(Collected data)
-------

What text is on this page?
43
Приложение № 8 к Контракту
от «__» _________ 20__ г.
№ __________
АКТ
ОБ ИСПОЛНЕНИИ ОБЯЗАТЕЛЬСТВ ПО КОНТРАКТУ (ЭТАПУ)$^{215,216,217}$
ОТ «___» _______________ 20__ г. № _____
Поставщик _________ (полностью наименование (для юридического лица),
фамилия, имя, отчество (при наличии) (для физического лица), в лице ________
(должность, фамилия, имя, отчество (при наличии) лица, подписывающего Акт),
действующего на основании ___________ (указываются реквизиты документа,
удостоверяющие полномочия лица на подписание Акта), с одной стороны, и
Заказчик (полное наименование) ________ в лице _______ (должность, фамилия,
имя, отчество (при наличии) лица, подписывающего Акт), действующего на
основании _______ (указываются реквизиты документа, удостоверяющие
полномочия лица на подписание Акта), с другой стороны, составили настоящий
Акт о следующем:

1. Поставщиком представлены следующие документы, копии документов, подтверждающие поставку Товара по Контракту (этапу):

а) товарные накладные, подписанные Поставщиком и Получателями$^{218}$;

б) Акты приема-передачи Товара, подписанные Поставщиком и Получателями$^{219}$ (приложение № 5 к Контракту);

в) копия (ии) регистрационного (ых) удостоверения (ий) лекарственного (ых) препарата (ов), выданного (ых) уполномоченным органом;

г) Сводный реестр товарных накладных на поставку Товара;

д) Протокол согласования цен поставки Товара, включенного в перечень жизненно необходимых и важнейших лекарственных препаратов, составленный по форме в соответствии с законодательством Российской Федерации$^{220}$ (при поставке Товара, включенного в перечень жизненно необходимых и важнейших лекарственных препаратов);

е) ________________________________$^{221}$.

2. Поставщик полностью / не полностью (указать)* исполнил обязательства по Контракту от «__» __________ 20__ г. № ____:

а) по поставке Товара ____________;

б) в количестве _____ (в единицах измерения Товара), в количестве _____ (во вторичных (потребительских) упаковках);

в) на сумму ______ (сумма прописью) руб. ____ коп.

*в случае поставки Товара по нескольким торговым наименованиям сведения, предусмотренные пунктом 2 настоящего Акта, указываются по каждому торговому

-------

- GIVEN PROBLEM
Your task is to return the full listing exactly as it was given.

- PROBLEM SOLUTION
What text is on this page?
43
Приложение № 8 к Контракту
от «__» _________ 20__ г.
№ __________
АКТ
ОБ ИСПОЛНЕНИИ ОБЯЗАТЕЛЬСТВ ПО КОНТРАКТУ (ЭТАПУ)$^{215,216,217}$
ОТ «___» _______________ 20__ г. № _____
Поставщик _________ (полностью наименование (для юридического лица),
фамилия, имя, отчество (при наличии) (для физического лица), в лице ________
(должность, фамилия, имя, отчество (при наличии) лица, подписывающего Акт),
действующего на основании ___________ (указываются реквизиты документа,
удостоверяющие полномочия лица на подписание Акта), с одной стороны, и
Заказчик (полное наименование) ________ в лице _______ (должность, фамилия,
имя, отчество (при наличии) лица, подписывающего Акт), действующего на
основании _______ (указываются реквизиты документа, удостоверяющие
полномочия лица на подписание Акта), с другой стороны, составили настоящий
Акт о следующем:

1. Поставщиком представлены следующие документы, копии документов, подтверждающие поставку Товара по Контракту (этапу):

а) товарные накладные, подписанные Поставщиком и Получателями$^{218}$;

б) Акты приема-передачи Товара, подписанные Поставщиком и Получателями$^{219}$ (приложение № 5 к Контракту);

в) копия (ии) регистрационного (ых) удостоверения (ий) лекарственного (ых) препарата (ов), выданного (ых) уполномоченным органом;

г) Сводный реестр товарных накладных на поставку Товара;

д) Протокол согласования цен поставки Товара, включенного в перечень жизненно необходимых и важнейших лекарственных препаратов, составленный по форме в соответствии с законодательством Российской Федерации$^{220}$ (при поставке Товара, включенного в перечень жизненно необходимых и важнейших лекарственных препаратов);

е) ________________________________$^{221}$.

2. Поставщик полностью / не полностью (указать)* исполнил обязательства по Контракту от «__» __________ 20__ г. № ____:

а) по поставке Товара ____________;

б) в количестве _____ (в единицах измерения Товара), в количестве _____ (во вторичных (потребительских) упаковках);

в) на сумму ______ (сумма прописью) руб. ____ коп.

*в случае поставки Товара по нескольким торговым наименованиям сведения, предусмотренные пунктом 2 настоящего Акта, указываются по каждому торговому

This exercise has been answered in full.